• **WHAT NEEDS TO BE DONE**
Copy out the entries below in full and exactly.

Stored data:
↓↓↓

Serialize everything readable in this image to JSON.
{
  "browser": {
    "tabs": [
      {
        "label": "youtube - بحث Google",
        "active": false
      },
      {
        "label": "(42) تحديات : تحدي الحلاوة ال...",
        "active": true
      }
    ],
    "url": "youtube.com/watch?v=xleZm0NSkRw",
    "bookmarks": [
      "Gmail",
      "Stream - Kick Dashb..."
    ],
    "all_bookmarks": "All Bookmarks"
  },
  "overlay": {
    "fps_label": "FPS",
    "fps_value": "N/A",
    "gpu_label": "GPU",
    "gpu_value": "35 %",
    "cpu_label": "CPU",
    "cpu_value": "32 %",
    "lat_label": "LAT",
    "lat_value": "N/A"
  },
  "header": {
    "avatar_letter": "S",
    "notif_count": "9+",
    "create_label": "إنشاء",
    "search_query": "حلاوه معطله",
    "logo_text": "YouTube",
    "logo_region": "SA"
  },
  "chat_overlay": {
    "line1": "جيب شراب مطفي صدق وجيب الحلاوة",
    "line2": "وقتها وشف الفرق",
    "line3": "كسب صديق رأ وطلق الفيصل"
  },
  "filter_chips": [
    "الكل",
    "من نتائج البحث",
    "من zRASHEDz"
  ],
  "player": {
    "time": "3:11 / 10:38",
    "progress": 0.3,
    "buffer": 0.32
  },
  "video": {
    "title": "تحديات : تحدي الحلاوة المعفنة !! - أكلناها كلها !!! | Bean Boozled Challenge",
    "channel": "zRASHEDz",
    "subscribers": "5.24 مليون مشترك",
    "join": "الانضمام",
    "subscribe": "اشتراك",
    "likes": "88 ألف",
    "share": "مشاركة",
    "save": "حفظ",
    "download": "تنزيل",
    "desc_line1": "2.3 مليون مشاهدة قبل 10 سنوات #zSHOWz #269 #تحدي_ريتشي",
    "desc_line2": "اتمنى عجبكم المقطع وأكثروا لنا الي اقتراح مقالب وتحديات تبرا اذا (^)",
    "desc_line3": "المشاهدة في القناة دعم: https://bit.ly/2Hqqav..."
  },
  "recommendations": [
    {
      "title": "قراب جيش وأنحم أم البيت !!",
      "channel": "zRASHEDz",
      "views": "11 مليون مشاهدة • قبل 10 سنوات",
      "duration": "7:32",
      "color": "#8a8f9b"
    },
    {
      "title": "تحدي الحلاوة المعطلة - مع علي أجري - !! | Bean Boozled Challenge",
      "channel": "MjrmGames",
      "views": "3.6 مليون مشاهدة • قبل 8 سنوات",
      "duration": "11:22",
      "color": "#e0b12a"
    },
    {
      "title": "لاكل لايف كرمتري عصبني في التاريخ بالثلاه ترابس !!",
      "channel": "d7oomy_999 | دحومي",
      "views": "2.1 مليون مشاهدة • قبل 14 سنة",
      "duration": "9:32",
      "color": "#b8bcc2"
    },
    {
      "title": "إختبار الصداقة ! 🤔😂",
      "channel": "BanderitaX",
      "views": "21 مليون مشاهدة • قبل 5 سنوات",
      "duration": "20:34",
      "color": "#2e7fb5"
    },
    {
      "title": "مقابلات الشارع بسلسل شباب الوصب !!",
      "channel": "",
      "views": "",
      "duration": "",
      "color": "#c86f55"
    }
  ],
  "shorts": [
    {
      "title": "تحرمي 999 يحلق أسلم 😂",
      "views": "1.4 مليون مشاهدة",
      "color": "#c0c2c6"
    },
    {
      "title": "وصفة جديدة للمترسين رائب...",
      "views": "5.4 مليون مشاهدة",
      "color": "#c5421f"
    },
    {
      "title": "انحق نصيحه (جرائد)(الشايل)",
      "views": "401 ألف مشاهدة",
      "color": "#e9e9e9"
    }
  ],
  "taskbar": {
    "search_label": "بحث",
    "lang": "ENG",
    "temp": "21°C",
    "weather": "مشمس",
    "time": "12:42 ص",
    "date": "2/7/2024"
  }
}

↑↑↑

• **SOLUTION TO THIS PROBLEM**
Serialize everything readable in this image to JSON.
{
  "browser": {
    "tabs": [
      {
        "label": "youtube - بحث Google",
        "active": false
      },
      {
        "label": "(42) تحديات : تحدي الحلاوة ال...",
        "active": true
      }
    ],
    "url": "youtube.com/watch?v=xleZm0NSkRw",
    "bookmarks": [
      "Gmail",
      "Stream - Kick Dashb..."
    ],
    "all_bookmarks": "All Bookmarks"
  },
  "overlay": {
    "fps_label": "FPS",
    "fps_value": "N/A",
    "gpu_label": "GPU",
    "gpu_value": "35 %",
    "cpu_label": "CPU",
    "cpu_value": "32 %",
    "lat_label": "LAT",
    "lat_value": "N/A"
  },
  "header": {
    "avatar_letter": "S",
    "notif_count": "9+",
    "create_label": "إنشاء",
    "search_query": "حلاوه معطله",
    "logo_text": "YouTube",
    "logo_region": "SA"
  },
  "chat_overlay": {
    "line1": "جيب شراب مطفي صدق وجيب الحلاوة",
    "line2": "وقتها وشف الفرق",
    "line3": "كسب صديق رأ وطلق الفيصل"
  },
  "filter_chips": [
    "الكل",
    "من نتائج البحث",
    "من zRASHEDz"
  ],
  "player": {
    "time": "3:11 / 10:38",
    "progress": 0.3,
    "buffer": 0.32
  },
  "video": {
    "title": "تحديات : تحدي الحلاوة المعفنة !! - أكلناها كلها !!! | Bean Boozled Challenge",
    "channel": "zRASHEDz",
    "subscribers": "5.24 مليون مشترك",
    "join": "الانضمام",
    "subscribe": "اشتراك",
    "likes": "88 ألف",
    "share": "مشاركة",
    "save": "حفظ",
    "download": "تنزيل",
    "desc_line1": "2.3 مليون مشاهدة قبل 10 سنوات #zSHOWz #269 #تحدي_ريتشي",
    "desc_line2": "اتمنى عجبكم المقطع وأكثروا لنا الي اقتراح مقالب وتحديات تبرا اذا (^)",
    "desc_line3": "المشاهدة في القناة دعم: https://bit.ly/2Hqqav..."
  },
  "recommendations": [
    {
      "title": "قراب جيش وأنحم أم البيت !!",
      "channel": "zRASHEDz",
      "views": "11 مليون مشاهدة • قبل 10 سنوات",
      "duration": "7:32",
      "color": "#8a8f9b"
    },
    {
      "title": "تحدي الحلاوة المعطلة - مع علي أجري - !! | Bean Boozled Challenge",
      "channel": "MjrmGames",
      "views": "3.6 مليون مشاهدة • قبل 8 سنوات",
      "duration": "11:22",
      "color": "#e0b12a"
    },
    {
      "title": "لاكل لايف كرمتري عصبني في التاريخ بالثلاه ترابس !!",
      "channel": "d7oomy_999 | دحومي",
      "views": "2.1 مليون مشاهدة • قبل 14 سنة",
      "duration": "9:32",
      "color": "#b8bcc2"
    },
    {
      "title": "إختبار الصداقة ! 🤔😂",
      "channel": "BanderitaX",
      "views": "21 مليون مشاهدة • قبل 5 سنوات",
      "duration": "20:34",
      "color": "#2e7fb5"
    },
    {
      "title": "مقابلات الشارع بسلسل شباب الوصب !!",
      "channel": "",
      "views": "",
      "duration": "",
      "color": "#c86f55"
    }
  ],
  "shorts": [
    {
      "title": "تحرمي 999 يحلق أسلم 😂",
      "views": "1.4 مليون مشاهدة",
      "color": "#c0c2c6"
    },
    {
      "title": "وصفة جديدة للمترسين رائب...",
      "views": "5.4 مليون مشاهدة",
      "color": "#c5421f"
    },
    {
      "title": "انحق نصيحه (جرائد)(الشايل)",
      "views": "401 ألف مشاهدة",
      "color": "#e9e9e9"
    }
  ],
  "taskbar": {
    "search_label": "بحث",
    "lang": "ENG",
    "temp": "21°C",
    "weather": "مشمس",
    "time": "12:42 ص",
    "date": "2/7/2024"
  }
}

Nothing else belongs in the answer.